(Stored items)
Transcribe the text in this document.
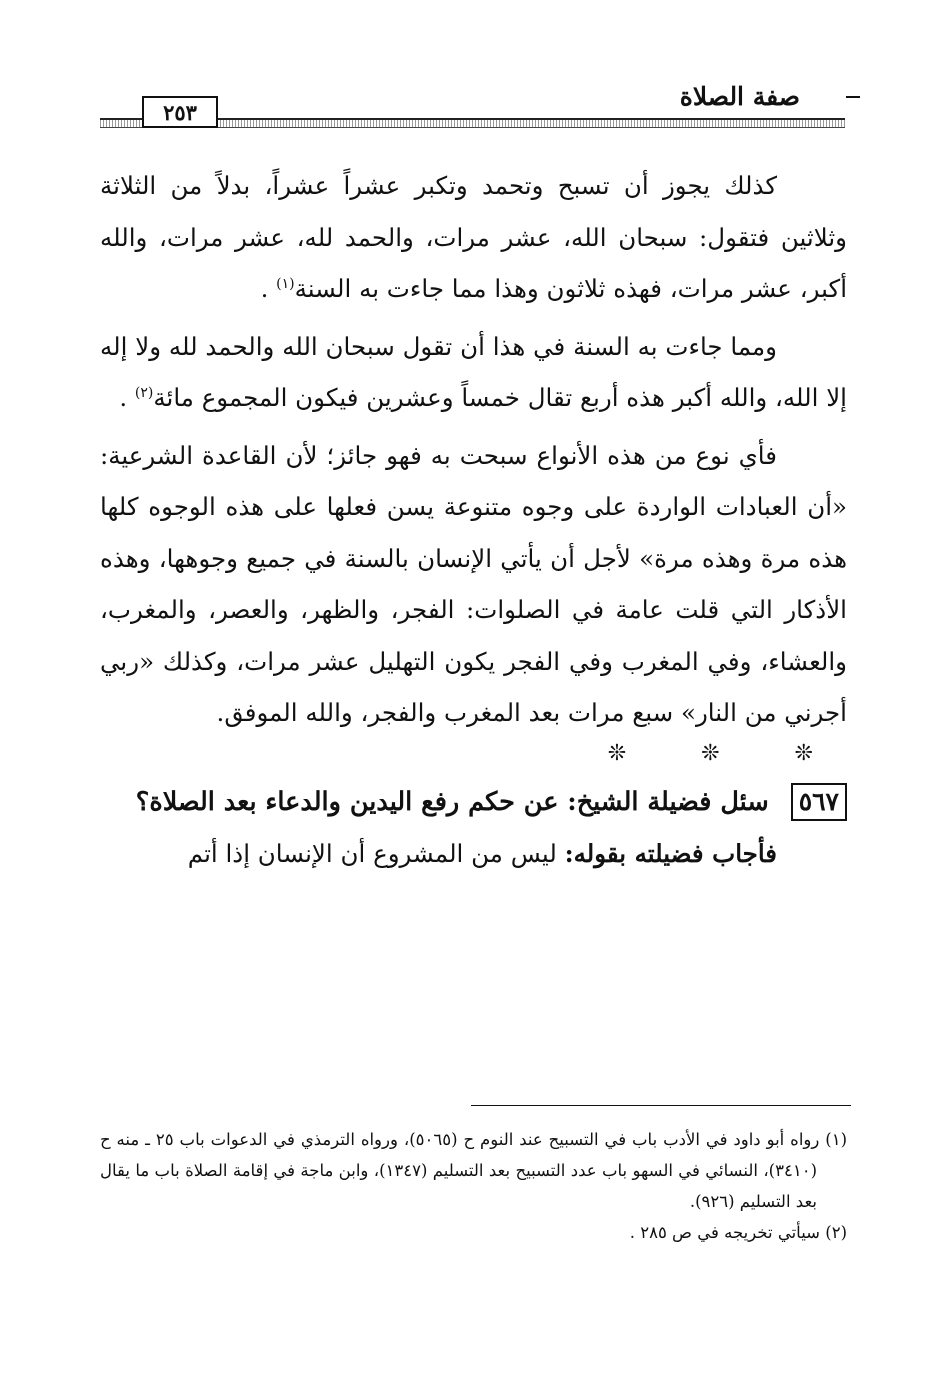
صفة الصلاة
٢٥٣

كذلك يجوز أن تسبح وتحمد وتكبر عشراً عشراً، بدلاً من الثلاثة وثلاثين فتقول: سبحان الله، عشر مرات، والحمد لله، عشر مرات، والله أكبر، عشر مرات، فهذه ثلاثون وهذا مما جاءت به السنة$^{(١)}$ .

ومما جاءت به السنة في هذا أن تقول سبحان الله والحمد لله ولا إله إلا الله، والله أكبر هذه أربع تقال خمساً وعشرين فيكون المجموع مائة$^{(٢)}$ .

فأي نوع من هذه الأنواع سبحت به فهو جائز؛ لأن القاعدة الشرعية: «أن العبادات الواردة على وجوه متنوعة يسن فعلها على هذه الوجوه كلها هذه مرة وهذه مرة» لأجل أن يأتي الإنسان بالسنة في جميع وجوهها، وهذه الأذكار التي قلت عامة في الصلوات: الفجر، والظهر، والعصر، والمغرب، والعشاء، وفي المغرب وفي الفجر يكون التهليل عشر مرات، وكذلك «ربي أجرني من النار» سبع مرات بعد المغرب والفجر، والله الموفق.

❊ ❊ ❊

٥٦٧سئل فضيلة الشيخ: عن حكم رفع اليدين والدعاء بعد الصلاة؟

فأجاب فضيلته بقوله: ليس من المشروع أن الإنسان إذا أتم

(١) رواه أبو داود في الأدب باب في التسبيح عند النوم ح (٥٠٦٥)، ورواه الترمذي في الدعوات باب ٢٥ ـ منه ح (٣٤١٠)، النسائي في السهو باب عدد التسبيح بعد التسليم (١٣٤٧)، وابن ماجة في إقامة الصلاة باب ما يقال بعد التسليم (٩٢٦).

(٢) سيأتي تخريجه في ص ٢٨٥ .
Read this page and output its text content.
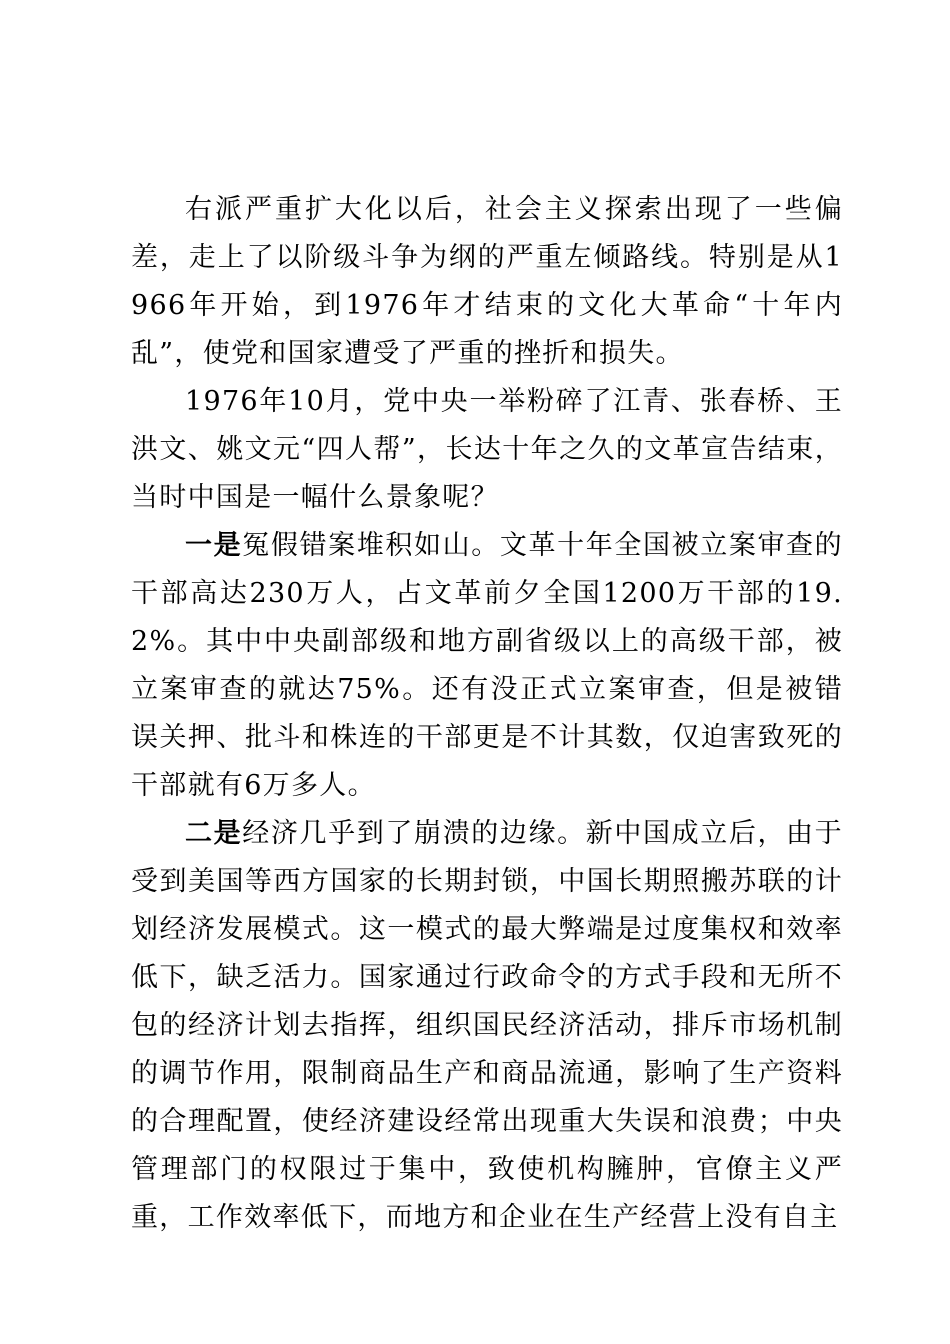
右派严重扩大化以后，社会主义探索出现了一些偏差，走上了以阶级斗争为纲的严重左倾路线。特别是从1966年开始，到1976年才结束的文化大革命“十年内乱”，使党和国家遭受了严重的挫折和损失。

1976年10月，党中央一举粉碎了江青、张春桥、王洪文、姚文元“四人帮”，长达十年之久的文革宣告结束，当时中国是一幅什么景象呢？

一是冤假错案堆积如山。文革十年全国被立案审查的干部高达230万人，占文革前夕全国1200万干部的19.2%。其中中央副部级和地方副省级以上的高级干部，被立案审查的就达75%。还有没正式立案审查，但是被错误关押、批斗和株连的干部更是不计其数，仅迫害致死的干部就有6万多人。

二是经济几乎到了崩溃的边缘。新中国成立后，由于受到美国等西方国家的长期封锁，中国长期照搬苏联的计划经济发展模式。这一模式的最大弊端是过度集权和效率低下，缺乏活力。国家通过行政命令的方式手段和无所不包的经济计划去指挥，组织国民经济活动，排斥市场机制的调节作用，限制商品生产和商品流通，影响了生产资料的合理配置，使经济建设经常出现重大失误和浪费；中央管理部门的权限过于集中，致使机构臃肿，官僚主义严重，工作效率低下，而地方和企业在生产经营上没有自主
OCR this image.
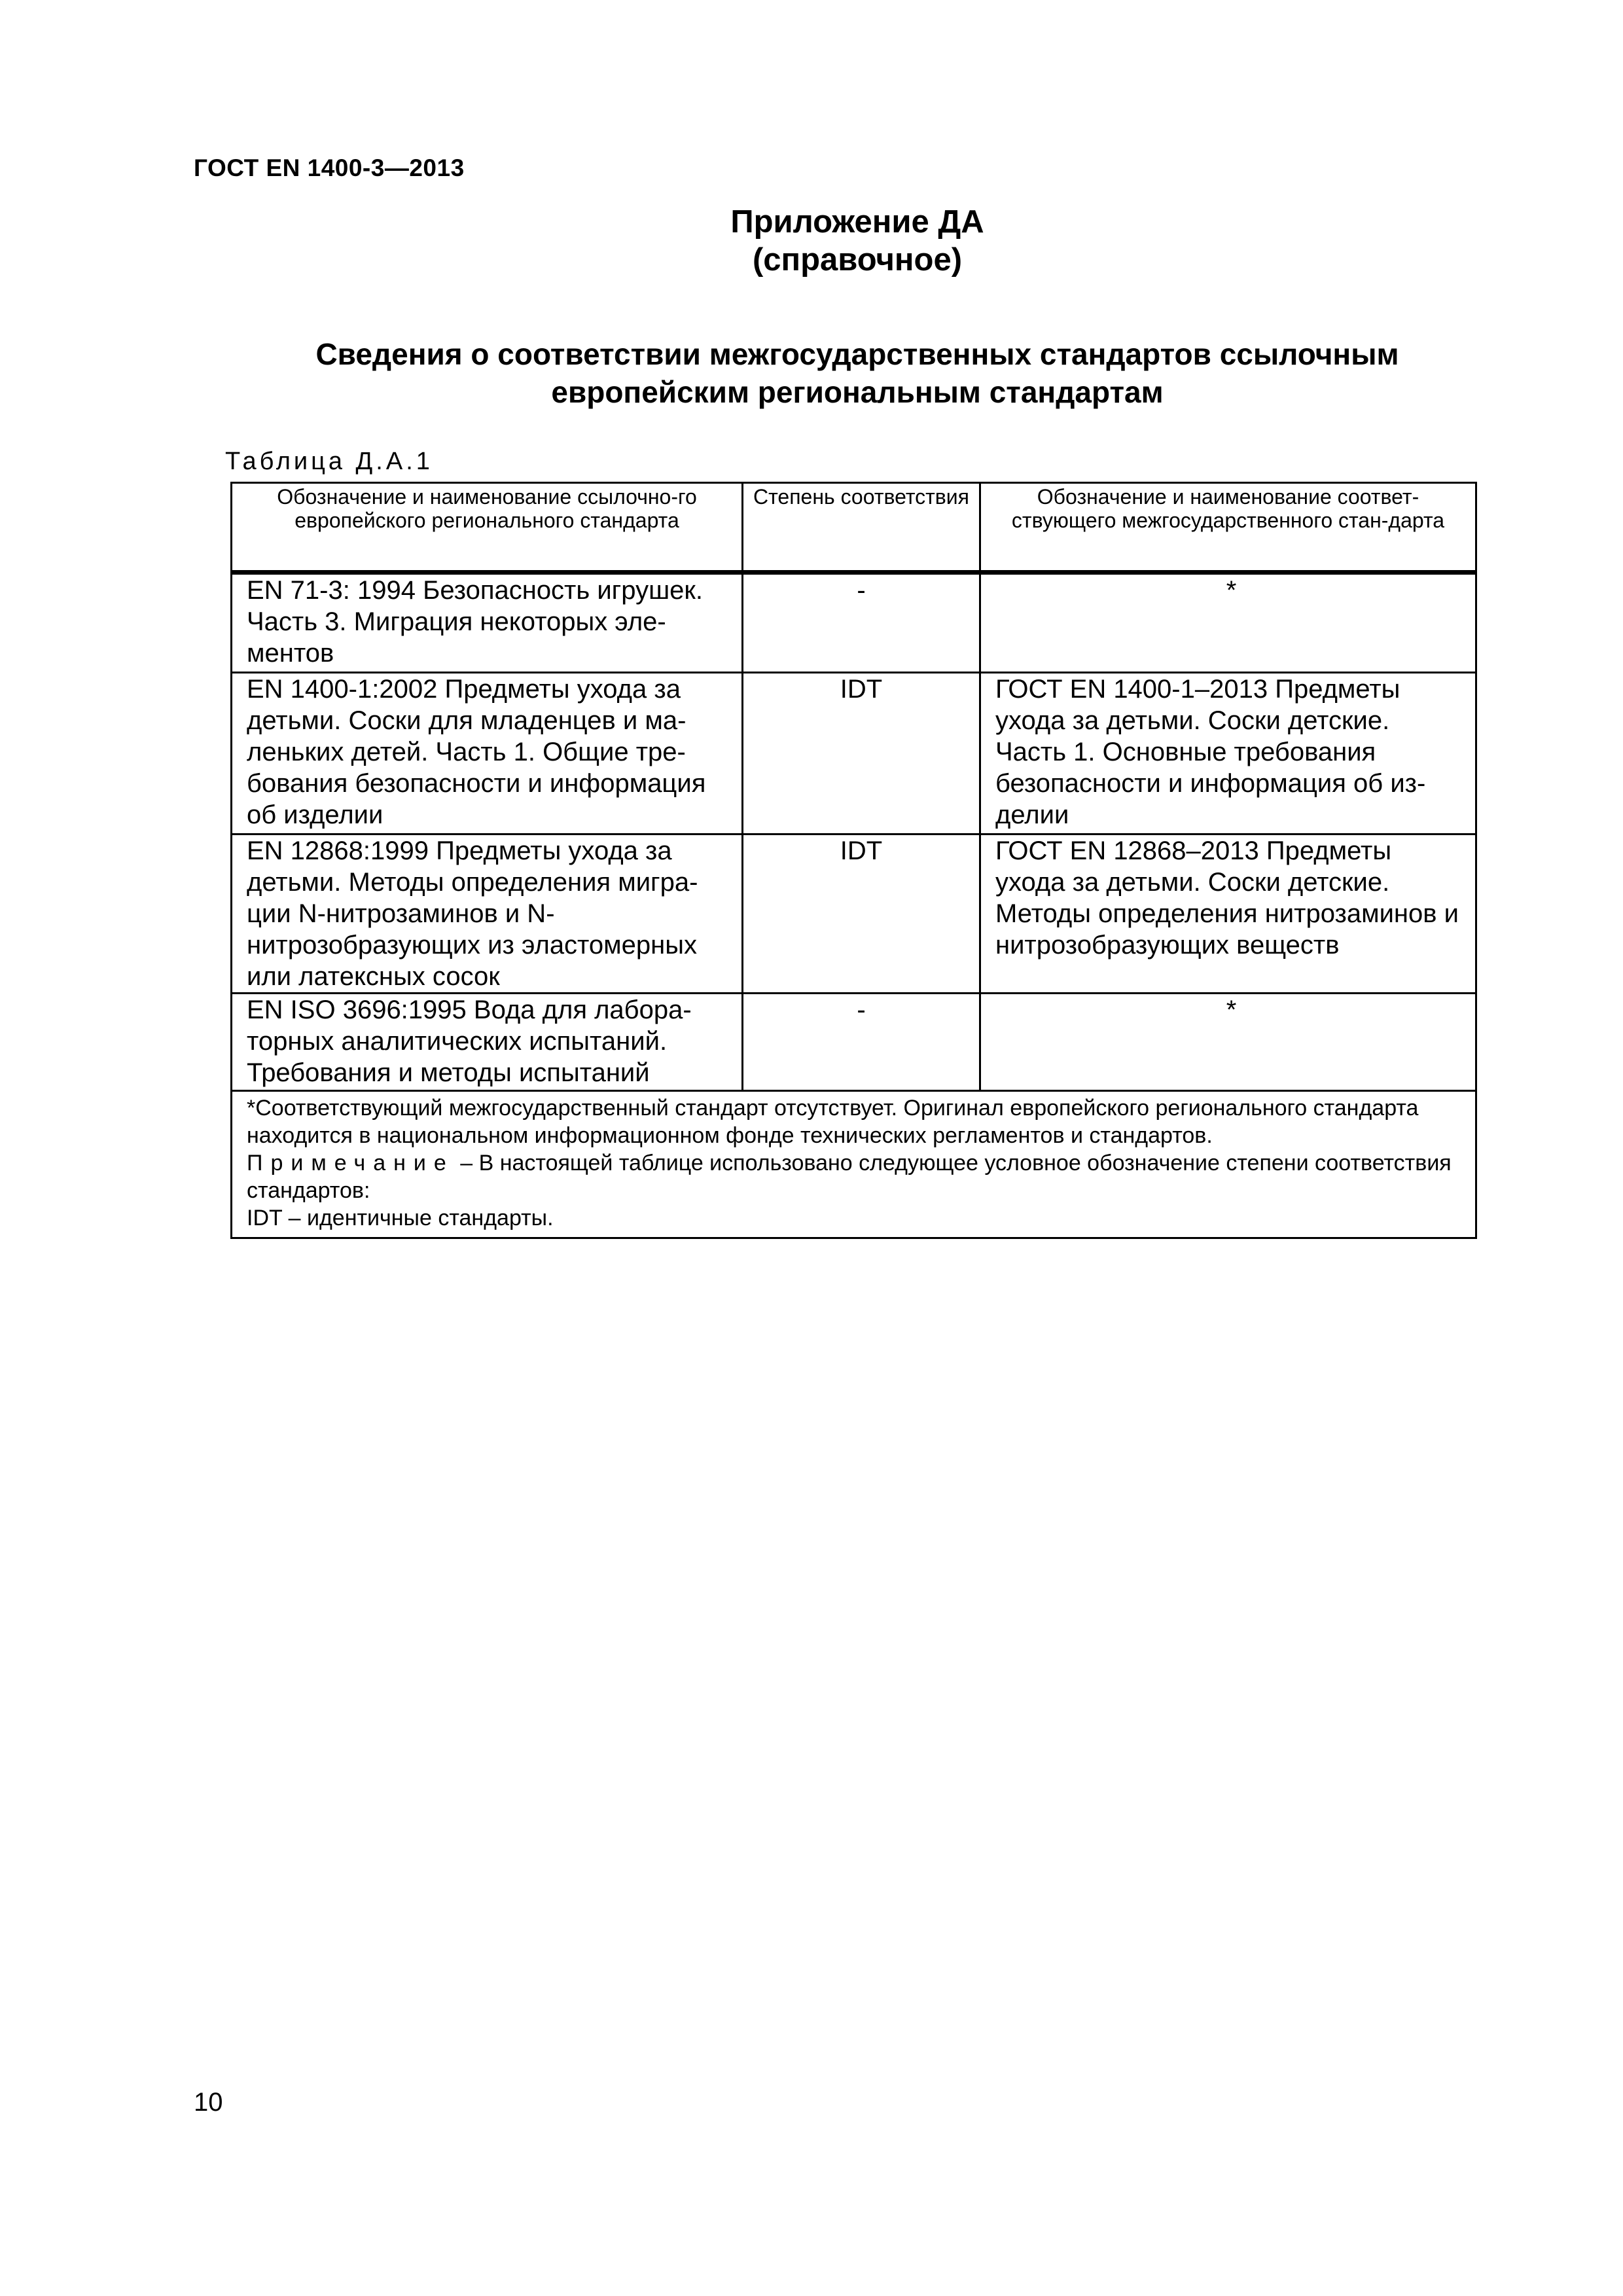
ГОСТ EN 1400-3—2013
Приложение ДА
(справочное)
Сведения о соответствии межгосударственных стандартов ссылочным
европейским региональным стандартам
Таблица Д.А.1
Обозначение и наименование ссылочно-го европейского регионального стандарта	Степень соответствия	Обозначение и наименование соответ-ствующего межгосударственного стан-дарта
EN 71-3: 1994 Безопасность игрушек. Часть 3. Миграция некоторых эле-ментов	-	*
EN 1400-1:2002 Предметы ухода за детьми. Соски для младенцев и ма-леньких детей. Часть 1. Общие тре-бования безопасности и информация об изделии	IDT	ГОСТ EN 1400-1–2013 Предметы ухода за детьми. Соски детские. Часть 1. Основные требования безопасности и информация об из-делии
EN 12868:1999 Предметы ухода за детьми. Методы определения мигра-ции N-нитрозаминов и N-нитрозобразующих из эластомерных или латексных сосок	IDT	ГОСТ EN 12868–2013 Предметы ухода за детьми. Соски детские. Методы определения нитрозаминов и нитрозобразующих веществ
EN ISO 3696:1995 Вода для лабора-торных аналитических испытаний. Требования и методы испытаний	-	*

*Соответствующий межгосударственный стандарт отсутствует. Оригинал европейского регионального стандарта находится в национальном информационном фонде технических регламентов и стандартов.
Примечание – В настоящей таблице использовано следующее условное обозначение степени соответствия стандартов:
IDT – идентичные стандарты.		
10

- **Set problem**:
Leaving the pictures aside, transcribe the entire listing exactly.

- **Expected answer**:
Transcribe the text in this document.
صفة الصلاة
٢٥٣

كذلك يجوز أن تسبح وتحمد وتكبر عشراً عشراً، بدلاً من الثلاثة وثلاثين فتقول: سبحان الله، عشر مرات، والحمد لله، عشر مرات، والله أكبر، عشر مرات، فهذه ثلاثون وهذا مما جاءت به السنة$^{(١)}$ .

ومما جاءت به السنة في هذا أن تقول سبحان الله والحمد لله ولا إله إلا الله، والله أكبر هذه أربع تقال خمساً وعشرين فيكون المجموع مائة$^{(٢)}$ .

فأي نوع من هذه الأنواع سبحت به فهو جائز؛ لأن القاعدة الشرعية: «أن العبادات الواردة على وجوه متنوعة يسن فعلها على هذه الوجوه كلها هذه مرة وهذه مرة» لأجل أن يأتي الإنسان بالسنة في جميع وجوهها، وهذه الأذكار التي قلت عامة في الصلوات: الفجر، والظهر، والعصر، والمغرب، والعشاء، وفي المغرب وفي الفجر يكون التهليل عشر مرات، وكذلك «ربي أجرني من النار» سبع مرات بعد المغرب والفجر، والله الموفق.

❊ ❊ ❊

٥٦٧سئل فضيلة الشيخ: عن حكم رفع اليدين والدعاء بعد الصلاة؟

فأجاب فضيلته بقوله: ليس من المشروع أن الإنسان إذا أتم

(١) رواه أبو داود في الأدب باب في التسبيح عند النوم ح (٥٠٦٥)، ورواه الترمذي في الدعوات باب ٢٥ ـ منه ح (٣٤١٠)، النسائي في السهو باب عدد التسبيح بعد التسليم (١٣٤٧)، وابن ماجة في إقامة الصلاة باب ما يقال بعد التسليم (٩٢٦).

(٢) سيأتي تخريجه في ص ٢٨٥ .
Read this page and output its text content.
右派严重扩大化以后，社会主义探索出现了一些偏差，走上了以阶级斗争为纲的严重左倾路线。特别是从1966年开始，到1976年才结束的文化大革命“十年内乱”，使党和国家遭受了严重的挫折和损失。

1976年10月，党中央一举粉碎了江青、张春桥、王洪文、姚文元“四人帮”，长达十年之久的文革宣告结束，当时中国是一幅什么景象呢？

一是冤假错案堆积如山。文革十年全国被立案审查的干部高达230万人，占文革前夕全国1200万干部的19.2%。其中中央副部级和地方副省级以上的高级干部，被立案审查的就达75%。还有没正式立案审查，但是被错误关押、批斗和株连的干部更是不计其数，仅迫害致死的干部就有6万多人。

二是经济几乎到了崩溃的边缘。新中国成立后，由于受到美国等西方国家的长期封锁，中国长期照搬苏联的计划经济发展模式。这一模式的最大弊端是过度集权和效率低下，缺乏活力。国家通过行政命令的方式手段和无所不包的经济计划去指挥，组织国民经济活动，排斥市场机制的调节作用，限制商品生产和商品流通，影响了生产资料的合理配置，使经济建设经常出现重大失误和浪费；中央管理部门的权限过于集中，致使机构臃肿，官僚主义严重，工作效率低下，而地方和企业在生产经营上没有自主
OCR this image.
ГОСТ EN 1400-3—2013
Приложение ДА
(справочное)
Сведения о соответствии межгосударственных стандартов ссылочным
европейским региональным стандартам
Таблица Д.А.1
Обозначение и наименование ссылочно-го европейского регионального стандарта	Степень соответствия	Обозначение и наименование соответ-ствующего межгосударственного стан-дарта
EN 71-3: 1994 Безопасность игрушек. Часть 3. Миграция некоторых эле-ментов	-	*
EN 1400-1:2002 Предметы ухода за детьми. Соски для младенцев и ма-леньких детей. Часть 1. Общие тре-бования безопасности и информация об изделии	IDT	ГОСТ EN 1400-1–2013 Предметы ухода за детьми. Соски детские. Часть 1. Основные требования безопасности и информация об из-делии
EN 12868:1999 Предметы ухода за детьми. Методы определения мигра-ции N-нитрозаминов и N-нитрозобразующих из эластомерных или латексных сосок	IDT	ГОСТ EN 12868–2013 Предметы ухода за детьми. Соски детские. Методы определения нитрозаминов и нитрозобразующих веществ
EN ISO 3696:1995 Вода для лабора-торных аналитических испытаний. Требования и методы испытаний	-	*

*Соответствующий межгосударственный стандарт отсутствует. Оригинал европейского регионального стандарта находится в национальном информационном фонде технических регламентов и стандартов.
Примечание – В настоящей таблице использовано следующее условное обозначение степени соответствия стандартов:
IDT – идентичные стандарты.		
10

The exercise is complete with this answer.